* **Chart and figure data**
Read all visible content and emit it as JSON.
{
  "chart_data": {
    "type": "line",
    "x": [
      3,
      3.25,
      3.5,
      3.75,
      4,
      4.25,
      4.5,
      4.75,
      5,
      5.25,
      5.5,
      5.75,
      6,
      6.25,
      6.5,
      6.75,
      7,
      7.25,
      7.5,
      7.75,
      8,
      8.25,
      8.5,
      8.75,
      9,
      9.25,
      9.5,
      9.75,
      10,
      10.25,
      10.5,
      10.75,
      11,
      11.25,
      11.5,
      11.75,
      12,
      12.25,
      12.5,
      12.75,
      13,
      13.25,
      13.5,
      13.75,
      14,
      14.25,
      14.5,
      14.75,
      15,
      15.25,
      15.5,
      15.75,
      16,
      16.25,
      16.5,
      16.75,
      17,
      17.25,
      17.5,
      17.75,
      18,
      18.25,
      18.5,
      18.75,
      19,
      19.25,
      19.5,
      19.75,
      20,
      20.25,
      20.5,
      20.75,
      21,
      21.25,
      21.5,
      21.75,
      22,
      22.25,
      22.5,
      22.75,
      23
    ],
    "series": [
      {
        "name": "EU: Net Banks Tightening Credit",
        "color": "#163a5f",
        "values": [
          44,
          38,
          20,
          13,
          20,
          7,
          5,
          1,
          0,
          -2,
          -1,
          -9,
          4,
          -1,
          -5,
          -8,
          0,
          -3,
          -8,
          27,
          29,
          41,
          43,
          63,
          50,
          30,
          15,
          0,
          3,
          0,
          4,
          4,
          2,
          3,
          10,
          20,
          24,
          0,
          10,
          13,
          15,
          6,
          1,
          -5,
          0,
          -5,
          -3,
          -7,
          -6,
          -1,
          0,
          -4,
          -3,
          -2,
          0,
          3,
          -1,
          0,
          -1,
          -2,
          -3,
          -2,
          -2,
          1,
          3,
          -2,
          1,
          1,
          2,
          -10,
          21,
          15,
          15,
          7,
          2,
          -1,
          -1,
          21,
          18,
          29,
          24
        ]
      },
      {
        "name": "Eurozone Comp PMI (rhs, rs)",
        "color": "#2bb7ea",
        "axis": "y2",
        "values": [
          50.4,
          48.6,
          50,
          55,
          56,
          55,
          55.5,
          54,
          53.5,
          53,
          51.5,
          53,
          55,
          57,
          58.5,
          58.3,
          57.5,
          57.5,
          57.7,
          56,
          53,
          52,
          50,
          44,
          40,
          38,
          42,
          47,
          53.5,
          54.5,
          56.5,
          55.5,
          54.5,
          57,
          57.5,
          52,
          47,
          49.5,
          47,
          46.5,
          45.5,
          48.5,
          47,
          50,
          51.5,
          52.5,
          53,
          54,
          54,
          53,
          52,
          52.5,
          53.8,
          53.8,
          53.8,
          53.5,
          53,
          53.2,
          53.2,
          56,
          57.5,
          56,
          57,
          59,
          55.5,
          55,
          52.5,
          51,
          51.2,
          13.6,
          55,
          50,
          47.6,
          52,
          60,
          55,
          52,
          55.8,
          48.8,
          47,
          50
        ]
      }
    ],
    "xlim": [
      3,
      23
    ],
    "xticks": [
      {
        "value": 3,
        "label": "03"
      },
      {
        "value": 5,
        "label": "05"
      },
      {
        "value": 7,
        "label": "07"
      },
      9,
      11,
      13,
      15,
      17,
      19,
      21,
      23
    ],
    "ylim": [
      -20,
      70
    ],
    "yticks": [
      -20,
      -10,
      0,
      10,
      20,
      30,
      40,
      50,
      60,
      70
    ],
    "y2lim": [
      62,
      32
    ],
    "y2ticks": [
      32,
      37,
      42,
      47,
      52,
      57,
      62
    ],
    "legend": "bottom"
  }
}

* **Goal of the exercise**
All of the lines above need to be given again exactly.

* **Exercise response**
Read all visible content and emit it as JSON.
{
  "chart_data": {
    "type": "line",
    "x": [
      3,
      3.25,
      3.5,
      3.75,
      4,
      4.25,
      4.5,
      4.75,
      5,
      5.25,
      5.5,
      5.75,
      6,
      6.25,
      6.5,
      6.75,
      7,
      7.25,
      7.5,
      7.75,
      8,
      8.25,
      8.5,
      8.75,
      9,
      9.25,
      9.5,
      9.75,
      10,
      10.25,
      10.5,
      10.75,
      11,
      11.25,
      11.5,
      11.75,
      12,
      12.25,
      12.5,
      12.75,
      13,
      13.25,
      13.5,
      13.75,
      14,
      14.25,
      14.5,
      14.75,
      15,
      15.25,
      15.5,
      15.75,
      16,
      16.25,
      16.5,
      16.75,
      17,
      17.25,
      17.5,
      17.75,
      18,
      18.25,
      18.5,
      18.75,
      19,
      19.25,
      19.5,
      19.75,
      20,
      20.25,
      20.5,
      20.75,
      21,
      21.25,
      21.5,
      21.75,
      22,
      22.25,
      22.5,
      22.75,
      23
    ],
    "series": [
      {
        "name": "EU: Net Banks Tightening Credit",
        "color": "#163a5f",
        "values": [
          44,
          38,
          20,
          13,
          20,
          7,
          5,
          1,
          0,
          -2,
          -1,
          -9,
          4,
          -1,
          -5,
          -8,
          0,
          -3,
          -8,
          27,
          29,
          41,
          43,
          63,
          50,
          30,
          15,
          0,
          3,
          0,
          4,
          4,
          2,
          3,
          10,
          20,
          24,
          0,
          10,
          13,
          15,
          6,
          1,
          -5,
          0,
          -5,
          -3,
          -7,
          -6,
          -1,
          0,
          -4,
          -3,
          -2,
          0,
          3,
          -1,
          0,
          -1,
          -2,
          -3,
          -2,
          -2,
          1,
          3,
          -2,
          1,
          1,
          2,
          -10,
          21,
          15,
          15,
          7,
          2,
          -1,
          -1,
          21,
          18,
          29,
          24
        ]
      },
      {
        "name": "Eurozone Comp PMI (rhs, rs)",
        "color": "#2bb7ea",
        "axis": "y2",
        "values": [
          50.4,
          48.6,
          50,
          55,
          56,
          55,
          55.5,
          54,
          53.5,
          53,
          51.5,
          53,
          55,
          57,
          58.5,
          58.3,
          57.5,
          57.5,
          57.7,
          56,
          53,
          52,
          50,
          44,
          40,
          38,
          42,
          47,
          53.5,
          54.5,
          56.5,
          55.5,
          54.5,
          57,
          57.5,
          52,
          47,
          49.5,
          47,
          46.5,
          45.5,
          48.5,
          47,
          50,
          51.5,
          52.5,
          53,
          54,
          54,
          53,
          52,
          52.5,
          53.8,
          53.8,
          53.8,
          53.5,
          53,
          53.2,
          53.2,
          56,
          57.5,
          56,
          57,
          59,
          55.5,
          55,
          52.5,
          51,
          51.2,
          13.6,
          55,
          50,
          47.6,
          52,
          60,
          55,
          52,
          55.8,
          48.8,
          47,
          50
        ]
      }
    ],
    "xlim": [
      3,
      23
    ],
    "xticks": [
      {
        "value": 3,
        "label": "03"
      },
      {
        "value": 5,
        "label": "05"
      },
      {
        "value": 7,
        "label": "07"
      },
      9,
      11,
      13,
      15,
      17,
      19,
      21,
      23
    ],
    "ylim": [
      -20,
      70
    ],
    "yticks": [
      -20,
      -10,
      0,
      10,
      20,
      30,
      40,
      50,
      60,
      70
    ],
    "y2lim": [
      62,
      32
    ],
    "y2ticks": [
      32,
      37,
      42,
      47,
      52,
      57,
      62
    ],
    "legend": "bottom"
  }
}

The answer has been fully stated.